START DATASET ENTRIES

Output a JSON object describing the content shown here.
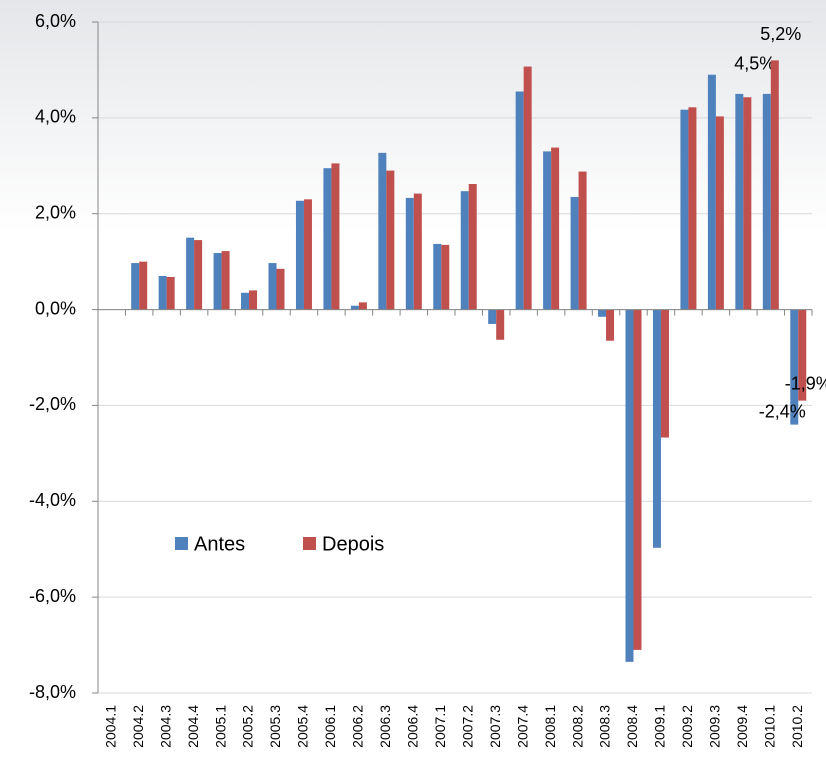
{
  "chart_data": {
    "type": "bar",
    "categories": [
      "2004.1",
      "2004.2",
      "2004.3",
      "2004.4",
      "2005.1",
      "2005.2",
      "2005.3",
      "2005.4",
      "2006.1",
      "2006.2",
      "2006.3",
      "2006.4",
      "2007.1",
      "2007.2",
      "2007.3",
      "2007.4",
      "2008.1",
      "2008.2",
      "2008.3",
      "2008.4",
      "2009.1",
      "2009.2",
      "2009.3",
      "2009.4",
      "2010.1",
      "2010.2"
    ],
    "series": [
      {
        "name": "Antes",
        "color": "#4f81bd",
        "values": [
          null,
          0.97,
          0.7,
          1.5,
          1.18,
          0.35,
          0.97,
          2.27,
          2.95,
          0.08,
          3.27,
          2.33,
          1.37,
          2.47,
          -0.3,
          4.55,
          3.3,
          2.35,
          -0.15,
          -7.35,
          -4.97,
          4.17,
          4.9,
          4.5,
          4.5,
          -2.4
        ],
        "value_labels": [
          null,
          null,
          null,
          null,
          null,
          null,
          null,
          null,
          null,
          null,
          null,
          null,
          null,
          null,
          null,
          null,
          null,
          null,
          null,
          null,
          null,
          null,
          null,
          null,
          "4,5%",
          "-2,4%"
        ]
      },
      {
        "name": "Depois",
        "color": "#c0504d",
        "values": [
          null,
          1.0,
          0.68,
          1.45,
          1.22,
          0.4,
          0.85,
          2.3,
          3.05,
          0.15,
          2.9,
          2.42,
          1.35,
          2.62,
          -0.63,
          5.07,
          3.38,
          2.88,
          -0.65,
          -7.1,
          -2.67,
          4.22,
          4.03,
          4.43,
          5.2,
          -1.9
        ],
        "value_labels": [
          null,
          null,
          null,
          null,
          null,
          null,
          null,
          null,
          null,
          null,
          null,
          null,
          null,
          null,
          null,
          null,
          null,
          null,
          null,
          null,
          null,
          null,
          null,
          null,
          "5,2%",
          "-1,9%"
        ]
      }
    ],
    "ylim": [
      -8,
      6
    ],
    "yticks": [
      {
        "value": -8,
        "label": "-8,0%"
      },
      {
        "value": -6,
        "label": "-6,0%"
      },
      {
        "value": -4,
        "label": "-4,0%"
      },
      {
        "value": -2,
        "label": "-2,0%"
      },
      {
        "value": 0,
        "label": "0,0%"
      },
      {
        "value": 2,
        "label": "2,0%"
      },
      {
        "value": 4,
        "label": "4,0%"
      },
      {
        "value": 6,
        "label": "6,0%"
      }
    ],
    "grid": true,
    "legend": "center-left"
  }
}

END DATASET ENTRIES

• **TO BE DONE**: Omit the pictures. Transcribe every record exactly.

• **RESULT OF THE TASK**:
Output a JSON object describing the content shown here.
{
  "chart_data": {
    "type": "bar",
    "categories": [
      "2004.1",
      "2004.2",
      "2004.3",
      "2004.4",
      "2005.1",
      "2005.2",
      "2005.3",
      "2005.4",
      "2006.1",
      "2006.2",
      "2006.3",
      "2006.4",
      "2007.1",
      "2007.2",
      "2007.3",
      "2007.4",
      "2008.1",
      "2008.2",
      "2008.3",
      "2008.4",
      "2009.1",
      "2009.2",
      "2009.3",
      "2009.4",
      "2010.1",
      "2010.2"
    ],
    "series": [
      {
        "name": "Antes",
        "color": "#4f81bd",
        "values": [
          null,
          0.97,
          0.7,
          1.5,
          1.18,
          0.35,
          0.97,
          2.27,
          2.95,
          0.08,
          3.27,
          2.33,
          1.37,
          2.47,
          -0.3,
          4.55,
          3.3,
          2.35,
          -0.15,
          -7.35,
          -4.97,
          4.17,
          4.9,
          4.5,
          4.5,
          -2.4
        ],
        "value_labels": [
          null,
          null,
          null,
          null,
          null,
          null,
          null,
          null,
          null,
          null,
          null,
          null,
          null,
          null,
          null,
          null,
          null,
          null,
          null,
          null,
          null,
          null,
          null,
          null,
          "4,5%",
          "-2,4%"
        ]
      },
      {
        "name": "Depois",
        "color": "#c0504d",
        "values": [
          null,
          1.0,
          0.68,
          1.45,
          1.22,
          0.4,
          0.85,
          2.3,
          3.05,
          0.15,
          2.9,
          2.42,
          1.35,
          2.62,
          -0.63,
          5.07,
          3.38,
          2.88,
          -0.65,
          -7.1,
          -2.67,
          4.22,
          4.03,
          4.43,
          5.2,
          -1.9
        ],
        "value_labels": [
          null,
          null,
          null,
          null,
          null,
          null,
          null,
          null,
          null,
          null,
          null,
          null,
          null,
          null,
          null,
          null,
          null,
          null,
          null,
          null,
          null,
          null,
          null,
          null,
          "5,2%",
          "-1,9%"
        ]
      }
    ],
    "ylim": [
      -8,
      6
    ],
    "yticks": [
      {
        "value": -8,
        "label": "-8,0%"
      },
      {
        "value": -6,
        "label": "-6,0%"
      },
      {
        "value": -4,
        "label": "-4,0%"
      },
      {
        "value": -2,
        "label": "-2,0%"
      },
      {
        "value": 0,
        "label": "0,0%"
      },
      {
        "value": 2,
        "label": "2,0%"
      },
      {
        "value": 4,
        "label": "4,0%"
      },
      {
        "value": 6,
        "label": "6,0%"
      }
    ],
    "grid": true,
    "legend": "center-left"
  }
}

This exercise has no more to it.